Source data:
= = = = =

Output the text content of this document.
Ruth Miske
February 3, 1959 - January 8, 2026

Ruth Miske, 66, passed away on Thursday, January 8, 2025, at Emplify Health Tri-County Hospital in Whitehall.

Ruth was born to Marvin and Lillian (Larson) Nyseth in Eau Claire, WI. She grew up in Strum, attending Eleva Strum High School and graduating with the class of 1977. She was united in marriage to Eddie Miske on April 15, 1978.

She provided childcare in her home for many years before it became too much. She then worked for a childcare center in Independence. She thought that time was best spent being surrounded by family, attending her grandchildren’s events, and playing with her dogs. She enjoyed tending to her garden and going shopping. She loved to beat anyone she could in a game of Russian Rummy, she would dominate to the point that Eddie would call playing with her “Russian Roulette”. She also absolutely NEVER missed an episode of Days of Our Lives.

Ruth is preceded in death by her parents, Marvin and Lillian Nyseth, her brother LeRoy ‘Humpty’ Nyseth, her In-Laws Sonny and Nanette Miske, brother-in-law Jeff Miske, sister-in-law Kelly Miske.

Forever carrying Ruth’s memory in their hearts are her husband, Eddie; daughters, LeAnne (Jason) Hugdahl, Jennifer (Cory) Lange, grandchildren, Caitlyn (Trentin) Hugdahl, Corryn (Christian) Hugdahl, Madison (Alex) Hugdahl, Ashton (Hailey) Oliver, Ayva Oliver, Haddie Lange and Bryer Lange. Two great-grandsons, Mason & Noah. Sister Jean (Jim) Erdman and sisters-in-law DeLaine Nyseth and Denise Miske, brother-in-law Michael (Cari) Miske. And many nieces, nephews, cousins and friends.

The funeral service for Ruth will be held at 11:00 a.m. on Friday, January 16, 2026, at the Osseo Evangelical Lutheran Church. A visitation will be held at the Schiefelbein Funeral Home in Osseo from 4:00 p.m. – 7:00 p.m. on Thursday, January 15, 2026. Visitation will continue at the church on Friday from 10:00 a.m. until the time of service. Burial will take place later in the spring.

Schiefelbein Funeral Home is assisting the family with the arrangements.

= = = = =

- **Objective**:
Every record above should be output exactly.

- **Problem solution**:
Output the text content of this document.
Ruth Miske
February 3, 1959 - January 8, 2026

Ruth Miske, 66, passed away on Thursday, January 8, 2025, at Emplify Health Tri-County Hospital in Whitehall.

Ruth was born to Marvin and Lillian (Larson) Nyseth in Eau Claire, WI. She grew up in Strum, attending Eleva Strum High School and graduating with the class of 1977. She was united in marriage to Eddie Miske on April 15, 1978.

She provided childcare in her home for many years before it became too much. She then worked for a childcare center in Independence. She thought that time was best spent being surrounded by family, attending her grandchildren’s events, and playing with her dogs. She enjoyed tending to her garden and going shopping. She loved to beat anyone she could in a game of Russian Rummy, she would dominate to the point that Eddie would call playing with her “Russian Roulette”. She also absolutely NEVER missed an episode of Days of Our Lives.

Ruth is preceded in death by her parents, Marvin and Lillian Nyseth, her brother LeRoy ‘Humpty’ Nyseth, her In-Laws Sonny and Nanette Miske, brother-in-law Jeff Miske, sister-in-law Kelly Miske.

Forever carrying Ruth’s memory in their hearts are her husband, Eddie; daughters, LeAnne (Jason) Hugdahl, Jennifer (Cory) Lange, grandchildren, Caitlyn (Trentin) Hugdahl, Corryn (Christian) Hugdahl, Madison (Alex) Hugdahl, Ashton (Hailey) Oliver, Ayva Oliver, Haddie Lange and Bryer Lange. Two great-grandsons, Mason & Noah. Sister Jean (Jim) Erdman and sisters-in-law DeLaine Nyseth and Denise Miske, brother-in-law Michael (Cari) Miske. And many nieces, nephews, cousins and friends.

The funeral service for Ruth will be held at 11:00 a.m. on Friday, January 16, 2026, at the Osseo Evangelical Lutheran Church. A visitation will be held at the Schiefelbein Funeral Home in Osseo from 4:00 p.m. – 7:00 p.m. on Thursday, January 15, 2026. Visitation will continue at the church on Friday from 10:00 a.m. until the time of service. Burial will take place later in the spring.

Schiefelbein Funeral Home is assisting the family with the arrangements.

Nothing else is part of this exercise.